◆ THE REQUEST:
Find and copy lines holding "études".

(Recorded data)
------

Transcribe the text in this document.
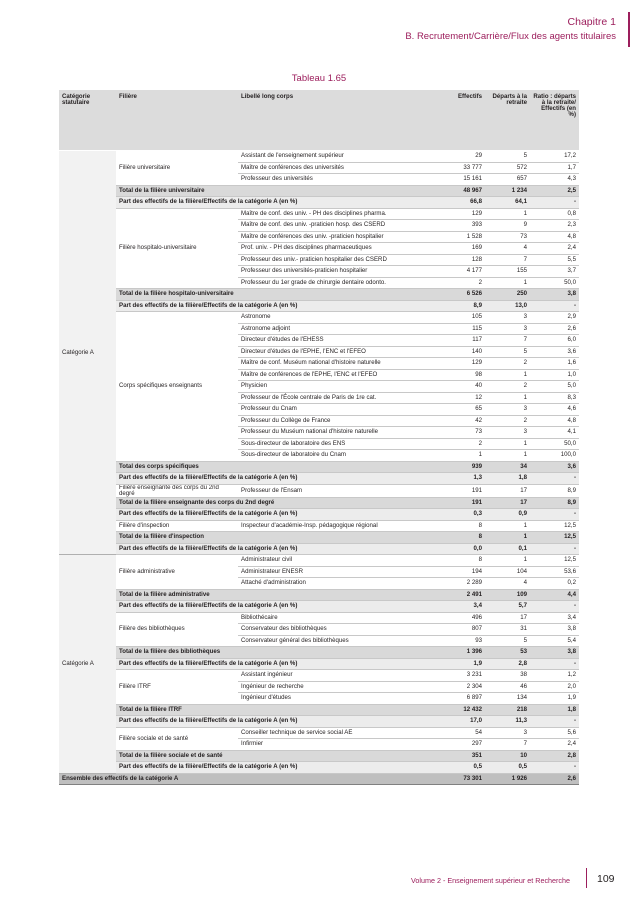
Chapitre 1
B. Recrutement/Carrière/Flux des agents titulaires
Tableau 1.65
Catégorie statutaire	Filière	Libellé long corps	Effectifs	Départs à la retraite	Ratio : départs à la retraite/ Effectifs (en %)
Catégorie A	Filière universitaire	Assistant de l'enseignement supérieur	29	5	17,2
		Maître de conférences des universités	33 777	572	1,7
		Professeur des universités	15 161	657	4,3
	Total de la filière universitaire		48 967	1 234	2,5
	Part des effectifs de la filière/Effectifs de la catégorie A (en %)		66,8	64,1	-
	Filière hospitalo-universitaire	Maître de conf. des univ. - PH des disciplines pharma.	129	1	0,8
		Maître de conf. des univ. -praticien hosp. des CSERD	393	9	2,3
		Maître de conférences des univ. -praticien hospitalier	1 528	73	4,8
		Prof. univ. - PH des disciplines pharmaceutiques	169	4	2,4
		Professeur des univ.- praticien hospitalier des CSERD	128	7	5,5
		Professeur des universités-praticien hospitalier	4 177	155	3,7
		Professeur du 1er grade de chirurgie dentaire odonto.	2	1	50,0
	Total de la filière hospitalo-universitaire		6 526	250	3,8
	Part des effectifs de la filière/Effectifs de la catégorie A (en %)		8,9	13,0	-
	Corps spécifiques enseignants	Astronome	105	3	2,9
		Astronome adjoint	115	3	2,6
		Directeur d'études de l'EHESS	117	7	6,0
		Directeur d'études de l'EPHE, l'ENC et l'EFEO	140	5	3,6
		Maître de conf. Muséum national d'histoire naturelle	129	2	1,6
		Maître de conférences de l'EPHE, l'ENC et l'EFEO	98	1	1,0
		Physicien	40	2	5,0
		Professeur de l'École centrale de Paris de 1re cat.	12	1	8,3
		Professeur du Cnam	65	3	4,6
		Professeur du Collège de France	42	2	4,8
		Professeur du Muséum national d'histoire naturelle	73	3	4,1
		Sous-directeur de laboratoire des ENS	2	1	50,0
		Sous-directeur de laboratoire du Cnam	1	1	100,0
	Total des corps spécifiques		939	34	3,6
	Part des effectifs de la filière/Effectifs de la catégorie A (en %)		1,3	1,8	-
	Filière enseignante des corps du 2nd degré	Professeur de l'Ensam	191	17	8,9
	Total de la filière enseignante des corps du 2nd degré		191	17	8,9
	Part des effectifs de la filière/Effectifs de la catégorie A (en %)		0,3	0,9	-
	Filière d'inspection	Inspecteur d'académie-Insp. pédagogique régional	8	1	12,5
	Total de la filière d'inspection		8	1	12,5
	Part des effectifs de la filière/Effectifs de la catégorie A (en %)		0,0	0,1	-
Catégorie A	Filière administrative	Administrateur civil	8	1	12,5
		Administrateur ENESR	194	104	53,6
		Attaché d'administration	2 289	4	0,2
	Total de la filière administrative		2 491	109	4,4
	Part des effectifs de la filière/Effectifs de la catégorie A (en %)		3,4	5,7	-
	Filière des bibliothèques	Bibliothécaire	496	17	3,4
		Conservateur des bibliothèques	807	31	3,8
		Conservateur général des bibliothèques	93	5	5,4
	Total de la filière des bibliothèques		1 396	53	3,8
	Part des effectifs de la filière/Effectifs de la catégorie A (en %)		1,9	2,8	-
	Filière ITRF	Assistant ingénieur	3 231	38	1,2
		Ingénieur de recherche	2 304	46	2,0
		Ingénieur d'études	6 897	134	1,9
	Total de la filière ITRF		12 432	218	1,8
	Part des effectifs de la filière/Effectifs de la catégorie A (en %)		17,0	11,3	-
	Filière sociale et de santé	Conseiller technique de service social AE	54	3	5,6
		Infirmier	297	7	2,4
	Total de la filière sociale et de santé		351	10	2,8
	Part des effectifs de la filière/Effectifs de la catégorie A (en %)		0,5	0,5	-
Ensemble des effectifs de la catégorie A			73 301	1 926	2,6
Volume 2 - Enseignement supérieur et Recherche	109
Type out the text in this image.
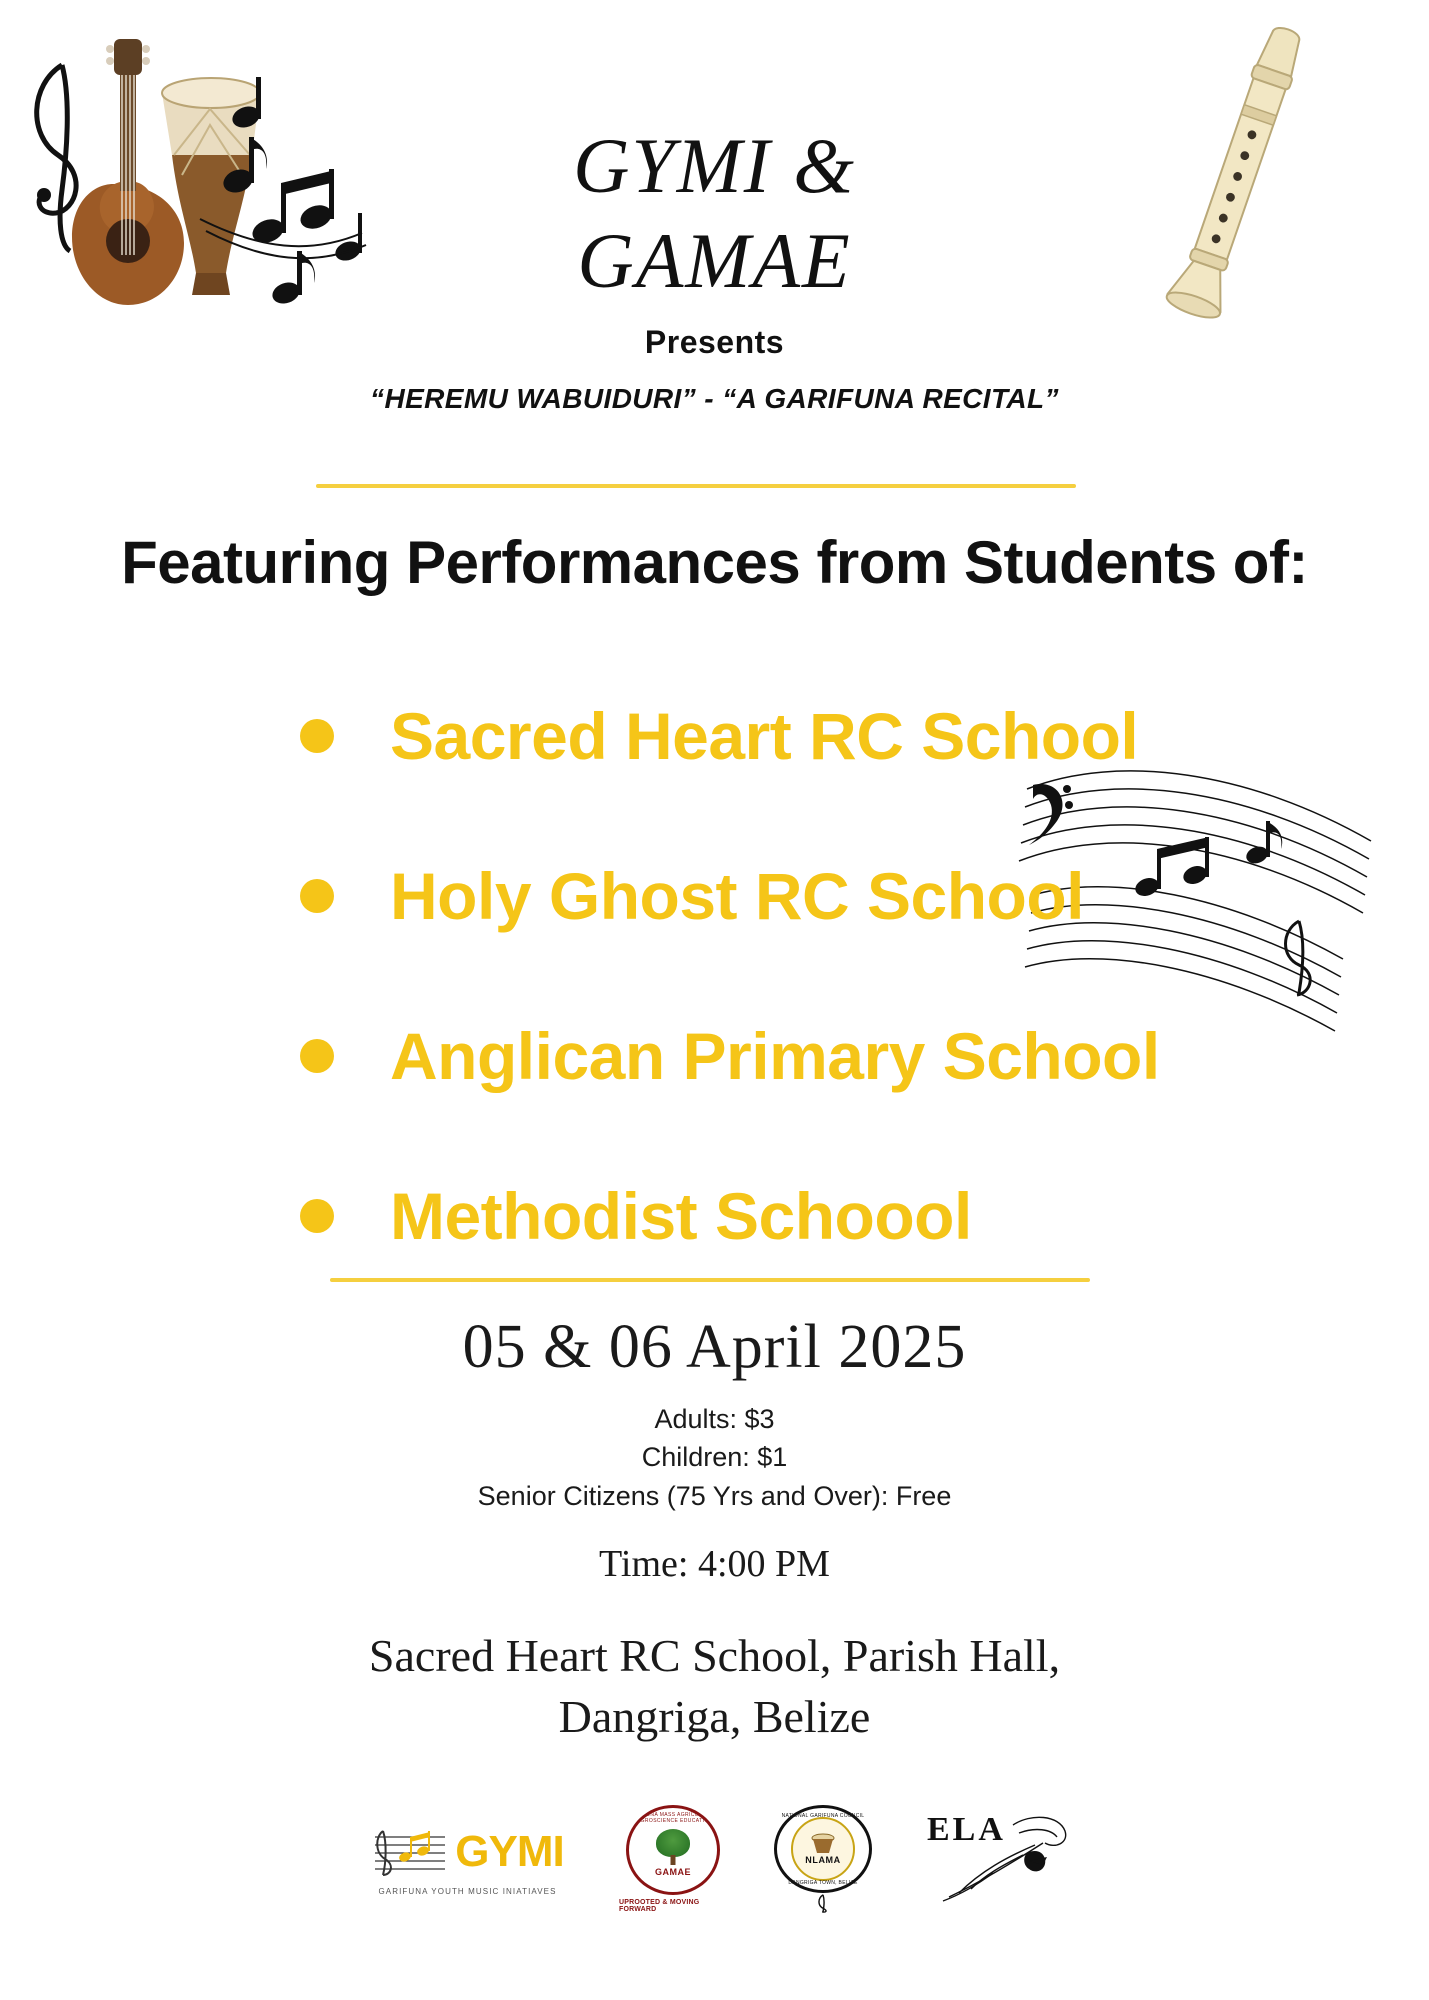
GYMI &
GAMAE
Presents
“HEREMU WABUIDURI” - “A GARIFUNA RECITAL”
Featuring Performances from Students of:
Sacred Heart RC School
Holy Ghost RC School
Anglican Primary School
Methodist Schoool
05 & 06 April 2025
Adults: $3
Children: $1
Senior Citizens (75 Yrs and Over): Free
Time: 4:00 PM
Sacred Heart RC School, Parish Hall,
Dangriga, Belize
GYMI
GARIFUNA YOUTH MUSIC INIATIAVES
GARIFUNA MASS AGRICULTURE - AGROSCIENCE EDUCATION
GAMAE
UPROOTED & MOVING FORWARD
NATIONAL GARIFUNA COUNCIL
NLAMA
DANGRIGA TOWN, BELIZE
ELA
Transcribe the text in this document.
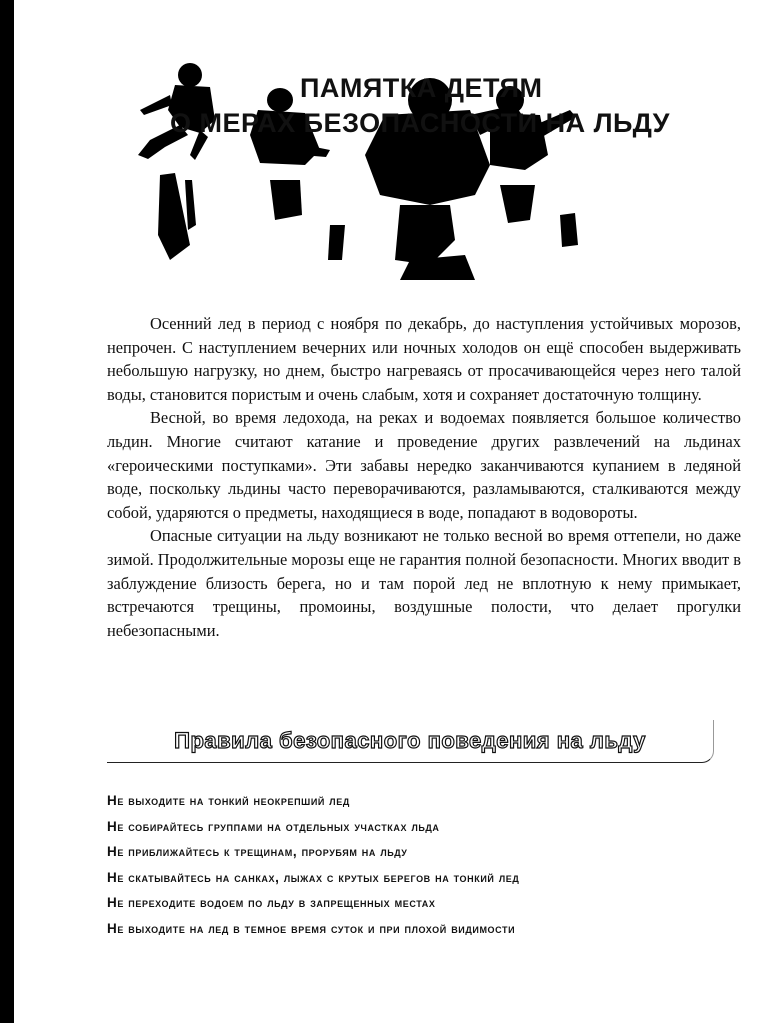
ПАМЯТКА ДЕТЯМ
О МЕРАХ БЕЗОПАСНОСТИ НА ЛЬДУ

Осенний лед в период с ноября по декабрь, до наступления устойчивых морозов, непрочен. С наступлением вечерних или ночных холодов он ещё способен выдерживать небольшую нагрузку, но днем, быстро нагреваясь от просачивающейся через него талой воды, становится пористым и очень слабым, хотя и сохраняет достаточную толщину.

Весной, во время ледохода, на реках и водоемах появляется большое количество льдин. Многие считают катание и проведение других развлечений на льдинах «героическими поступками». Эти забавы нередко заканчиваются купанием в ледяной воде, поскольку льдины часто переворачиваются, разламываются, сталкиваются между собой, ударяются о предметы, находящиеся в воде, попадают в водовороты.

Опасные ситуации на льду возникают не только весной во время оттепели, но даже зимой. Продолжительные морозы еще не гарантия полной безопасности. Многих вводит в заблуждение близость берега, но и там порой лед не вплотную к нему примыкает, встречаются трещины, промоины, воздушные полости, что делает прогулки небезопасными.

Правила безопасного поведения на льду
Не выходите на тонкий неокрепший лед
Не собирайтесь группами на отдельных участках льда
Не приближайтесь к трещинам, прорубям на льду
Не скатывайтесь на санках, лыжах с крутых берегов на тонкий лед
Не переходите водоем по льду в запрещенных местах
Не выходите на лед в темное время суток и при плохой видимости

------

◆ IN RESPONSE:
		Directeur d'études de l'EHESS	117	7	6,0
		Directeur d'études de l'EPHE, l'ENC et l'EFEO	140	5	3,6
		Ingénieur d'études	6 897	134	1,9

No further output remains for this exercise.